Dengan demikian dalam kehidupan bersama dalam suatu negara
membutuhkan suatu tekad kebersamaan, cita-cita yang ingin dicapainya yang
bersumber pada pandangan hidup tersebut.
Ideologi pada suatu bangsa pada hakikatnya memiliki ciri khas serta
karakteristik masing-masing sesuai dengan sifat dan ciri khas bangsa itu sendiri.
Namun demikian itu dapat terjadi bahwa ideologi pada sesuatu bangsa datang dari
luar dan dipaksakan keberlakuannya pada bangsa tersebut sehinga tidak
mencermikan kepribadian dan karakteristik tersebut.

◆ Catatan Dataset ◆
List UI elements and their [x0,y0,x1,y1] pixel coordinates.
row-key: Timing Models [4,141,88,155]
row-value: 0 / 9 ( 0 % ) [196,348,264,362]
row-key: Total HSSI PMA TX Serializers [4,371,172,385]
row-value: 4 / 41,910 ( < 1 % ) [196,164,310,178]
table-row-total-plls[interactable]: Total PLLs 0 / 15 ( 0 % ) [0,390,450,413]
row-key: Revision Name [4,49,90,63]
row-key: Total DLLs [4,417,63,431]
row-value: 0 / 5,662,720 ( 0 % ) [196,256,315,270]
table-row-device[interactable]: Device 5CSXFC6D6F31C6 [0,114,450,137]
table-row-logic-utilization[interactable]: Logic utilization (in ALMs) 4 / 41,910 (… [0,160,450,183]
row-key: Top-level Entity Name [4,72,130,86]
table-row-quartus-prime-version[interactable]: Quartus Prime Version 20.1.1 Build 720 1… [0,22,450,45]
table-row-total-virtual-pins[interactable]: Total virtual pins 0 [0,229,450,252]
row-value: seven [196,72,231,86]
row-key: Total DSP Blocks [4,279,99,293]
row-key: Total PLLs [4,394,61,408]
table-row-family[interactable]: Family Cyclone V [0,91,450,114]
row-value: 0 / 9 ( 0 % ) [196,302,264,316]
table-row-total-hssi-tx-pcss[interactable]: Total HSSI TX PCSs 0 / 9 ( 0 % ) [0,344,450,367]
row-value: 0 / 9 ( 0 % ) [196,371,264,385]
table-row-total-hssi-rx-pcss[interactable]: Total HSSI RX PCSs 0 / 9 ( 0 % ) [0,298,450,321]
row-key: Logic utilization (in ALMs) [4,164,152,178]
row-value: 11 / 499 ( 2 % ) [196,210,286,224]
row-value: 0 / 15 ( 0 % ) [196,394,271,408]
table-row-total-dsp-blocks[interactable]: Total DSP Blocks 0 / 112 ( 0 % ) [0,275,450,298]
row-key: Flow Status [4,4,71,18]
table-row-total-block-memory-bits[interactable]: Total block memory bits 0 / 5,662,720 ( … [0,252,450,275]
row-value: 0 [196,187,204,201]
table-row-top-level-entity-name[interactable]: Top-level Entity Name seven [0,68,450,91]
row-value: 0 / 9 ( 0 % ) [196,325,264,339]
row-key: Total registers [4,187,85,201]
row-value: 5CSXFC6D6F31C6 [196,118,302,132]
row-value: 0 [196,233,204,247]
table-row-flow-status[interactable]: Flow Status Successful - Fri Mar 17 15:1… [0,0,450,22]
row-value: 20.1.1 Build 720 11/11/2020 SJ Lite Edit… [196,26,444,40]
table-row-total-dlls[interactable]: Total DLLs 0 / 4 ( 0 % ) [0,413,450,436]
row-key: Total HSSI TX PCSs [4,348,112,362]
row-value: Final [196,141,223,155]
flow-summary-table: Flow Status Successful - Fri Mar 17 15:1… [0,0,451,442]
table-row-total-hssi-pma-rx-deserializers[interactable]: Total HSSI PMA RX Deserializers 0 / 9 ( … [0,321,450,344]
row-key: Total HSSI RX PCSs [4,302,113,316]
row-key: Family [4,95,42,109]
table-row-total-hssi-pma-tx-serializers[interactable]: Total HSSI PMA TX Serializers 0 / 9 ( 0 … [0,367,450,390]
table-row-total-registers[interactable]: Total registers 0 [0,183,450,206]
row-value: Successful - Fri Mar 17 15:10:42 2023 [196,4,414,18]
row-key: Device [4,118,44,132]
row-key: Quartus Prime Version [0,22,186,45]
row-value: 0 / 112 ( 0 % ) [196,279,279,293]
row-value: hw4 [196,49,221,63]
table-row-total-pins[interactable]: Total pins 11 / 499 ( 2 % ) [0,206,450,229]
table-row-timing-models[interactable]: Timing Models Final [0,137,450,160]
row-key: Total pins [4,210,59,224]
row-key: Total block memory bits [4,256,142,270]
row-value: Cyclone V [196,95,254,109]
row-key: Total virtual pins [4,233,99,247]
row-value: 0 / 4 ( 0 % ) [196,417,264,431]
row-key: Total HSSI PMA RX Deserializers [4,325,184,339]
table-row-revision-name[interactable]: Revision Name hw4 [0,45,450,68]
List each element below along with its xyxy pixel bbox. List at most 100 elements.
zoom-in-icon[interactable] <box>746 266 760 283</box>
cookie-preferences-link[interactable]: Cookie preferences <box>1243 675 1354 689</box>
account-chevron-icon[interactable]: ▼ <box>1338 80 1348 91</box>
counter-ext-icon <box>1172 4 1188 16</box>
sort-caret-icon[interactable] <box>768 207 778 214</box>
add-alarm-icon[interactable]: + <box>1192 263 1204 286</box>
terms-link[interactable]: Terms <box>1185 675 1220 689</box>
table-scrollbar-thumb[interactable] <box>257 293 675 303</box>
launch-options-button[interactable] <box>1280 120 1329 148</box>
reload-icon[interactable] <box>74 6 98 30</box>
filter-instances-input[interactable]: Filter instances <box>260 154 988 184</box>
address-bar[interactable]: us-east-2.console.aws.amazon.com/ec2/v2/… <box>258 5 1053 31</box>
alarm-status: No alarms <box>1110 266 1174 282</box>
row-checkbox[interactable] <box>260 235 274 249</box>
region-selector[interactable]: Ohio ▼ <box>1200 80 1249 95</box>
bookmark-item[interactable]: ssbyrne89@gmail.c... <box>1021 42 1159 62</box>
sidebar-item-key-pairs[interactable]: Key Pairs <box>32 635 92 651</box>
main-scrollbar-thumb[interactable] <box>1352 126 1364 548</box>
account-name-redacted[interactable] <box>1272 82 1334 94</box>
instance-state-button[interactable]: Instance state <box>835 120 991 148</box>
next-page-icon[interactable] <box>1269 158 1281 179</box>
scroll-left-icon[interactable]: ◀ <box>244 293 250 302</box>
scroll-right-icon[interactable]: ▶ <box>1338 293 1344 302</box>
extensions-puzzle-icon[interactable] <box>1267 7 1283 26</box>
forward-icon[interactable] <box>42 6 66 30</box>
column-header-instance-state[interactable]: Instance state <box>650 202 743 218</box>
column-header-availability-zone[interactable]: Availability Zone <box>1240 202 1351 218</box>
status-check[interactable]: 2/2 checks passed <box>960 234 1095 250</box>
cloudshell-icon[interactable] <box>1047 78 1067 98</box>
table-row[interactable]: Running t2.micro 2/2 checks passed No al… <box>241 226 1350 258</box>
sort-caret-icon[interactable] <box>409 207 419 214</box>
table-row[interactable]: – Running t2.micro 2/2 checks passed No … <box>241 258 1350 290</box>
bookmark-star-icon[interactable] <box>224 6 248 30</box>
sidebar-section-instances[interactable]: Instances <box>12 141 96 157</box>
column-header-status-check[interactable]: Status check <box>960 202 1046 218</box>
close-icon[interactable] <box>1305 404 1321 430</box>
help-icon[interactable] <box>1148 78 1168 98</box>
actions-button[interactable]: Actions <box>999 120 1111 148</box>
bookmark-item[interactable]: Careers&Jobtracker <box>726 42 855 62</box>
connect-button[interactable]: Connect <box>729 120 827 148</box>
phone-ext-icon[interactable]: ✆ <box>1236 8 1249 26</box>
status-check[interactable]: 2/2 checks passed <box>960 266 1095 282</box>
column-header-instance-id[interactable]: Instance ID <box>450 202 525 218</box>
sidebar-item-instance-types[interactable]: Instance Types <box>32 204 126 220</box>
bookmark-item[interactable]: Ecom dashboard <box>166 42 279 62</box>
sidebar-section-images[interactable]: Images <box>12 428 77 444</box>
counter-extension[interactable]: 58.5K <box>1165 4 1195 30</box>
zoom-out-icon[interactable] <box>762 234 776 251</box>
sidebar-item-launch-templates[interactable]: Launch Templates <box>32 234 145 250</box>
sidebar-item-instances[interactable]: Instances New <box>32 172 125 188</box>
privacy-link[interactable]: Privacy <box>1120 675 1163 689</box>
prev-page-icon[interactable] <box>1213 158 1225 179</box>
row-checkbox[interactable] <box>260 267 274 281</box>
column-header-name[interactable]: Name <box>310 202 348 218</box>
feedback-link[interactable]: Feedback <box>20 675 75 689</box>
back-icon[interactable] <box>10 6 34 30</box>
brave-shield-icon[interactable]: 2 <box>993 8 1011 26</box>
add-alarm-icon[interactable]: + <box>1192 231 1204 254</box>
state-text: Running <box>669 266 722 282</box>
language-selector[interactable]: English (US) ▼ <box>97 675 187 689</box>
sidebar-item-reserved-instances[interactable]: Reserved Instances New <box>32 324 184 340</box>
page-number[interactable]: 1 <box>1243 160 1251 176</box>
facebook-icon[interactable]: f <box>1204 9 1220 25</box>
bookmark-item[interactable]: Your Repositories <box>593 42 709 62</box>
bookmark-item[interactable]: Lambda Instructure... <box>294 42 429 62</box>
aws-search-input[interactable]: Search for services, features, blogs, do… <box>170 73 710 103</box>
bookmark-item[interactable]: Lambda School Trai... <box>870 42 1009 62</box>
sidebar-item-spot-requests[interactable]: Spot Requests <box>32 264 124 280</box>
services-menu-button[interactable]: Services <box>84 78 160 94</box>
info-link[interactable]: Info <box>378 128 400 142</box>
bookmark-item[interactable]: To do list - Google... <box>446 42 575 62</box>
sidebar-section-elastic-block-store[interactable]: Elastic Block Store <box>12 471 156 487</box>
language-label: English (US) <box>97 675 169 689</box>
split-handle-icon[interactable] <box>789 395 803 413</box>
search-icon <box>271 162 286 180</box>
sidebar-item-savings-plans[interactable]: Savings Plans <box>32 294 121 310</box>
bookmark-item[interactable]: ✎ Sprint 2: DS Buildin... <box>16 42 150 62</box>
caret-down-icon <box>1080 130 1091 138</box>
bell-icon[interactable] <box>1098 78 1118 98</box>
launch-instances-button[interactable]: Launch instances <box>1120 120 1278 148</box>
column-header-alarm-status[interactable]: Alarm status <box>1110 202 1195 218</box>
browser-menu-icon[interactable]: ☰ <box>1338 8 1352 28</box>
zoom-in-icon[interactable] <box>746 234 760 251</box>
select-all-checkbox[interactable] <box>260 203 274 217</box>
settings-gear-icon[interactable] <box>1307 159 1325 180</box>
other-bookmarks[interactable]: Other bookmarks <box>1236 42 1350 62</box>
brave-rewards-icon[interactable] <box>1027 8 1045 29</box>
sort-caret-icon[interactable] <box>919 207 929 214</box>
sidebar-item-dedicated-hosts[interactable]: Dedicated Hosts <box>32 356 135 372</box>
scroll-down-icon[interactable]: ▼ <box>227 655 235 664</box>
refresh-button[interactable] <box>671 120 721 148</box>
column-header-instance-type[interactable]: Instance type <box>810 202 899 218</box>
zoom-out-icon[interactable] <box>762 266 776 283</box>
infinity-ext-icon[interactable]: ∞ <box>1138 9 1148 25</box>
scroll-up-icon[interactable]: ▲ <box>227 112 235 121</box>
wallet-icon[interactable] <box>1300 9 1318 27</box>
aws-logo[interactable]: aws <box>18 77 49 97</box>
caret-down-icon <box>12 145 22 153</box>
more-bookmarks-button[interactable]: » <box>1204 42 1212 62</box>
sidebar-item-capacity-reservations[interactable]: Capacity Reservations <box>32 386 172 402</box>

◆ Tugas Wajib ◆
1. Menurut teks tentang ideologi bangsa, ciri khas dan karakteristik ideologi suatu bangsa sesuai dengan apa?
2. Lanjutkan teks tentang ideologi bangsa mulai dari setelah kalimat terakhirnya.

◆ Hasil Latihan ◆
1. Sesuai dengan sifat dan ciri khas bangsa itu sendiri.

2.
Ideologi Pancasila sebagai ideologi bangsa dan negara Indonesia berkembang
melalui suatu proses yang cukup panjang. Pada awalnya secara kausalitas[3]
bersumber dari nilai-nilai yang dimiliki oleh bangsa Indonesia yaitu dalam
adat-istiadat, serta dalam agama-agama bangsa Indonesia sebagai pandangan hidup
bangsa.
Transformasi pandangan hidup masyarakat menjadi pandangan hidup
bangsa dan ahirnya menjadi dasar negara juga terjadi pada pandangan hidup
Pancasila . Pancasila sebelum dirumuskan menjadi dasar negara serta ideologi
negara, nilai-nilainya telah terdapat pada bangsa Indonesia dalam adat-istiadat,
dalam budaya serta dalam agama-agama sebagai pandangan hidup masyarakat
Indonesia.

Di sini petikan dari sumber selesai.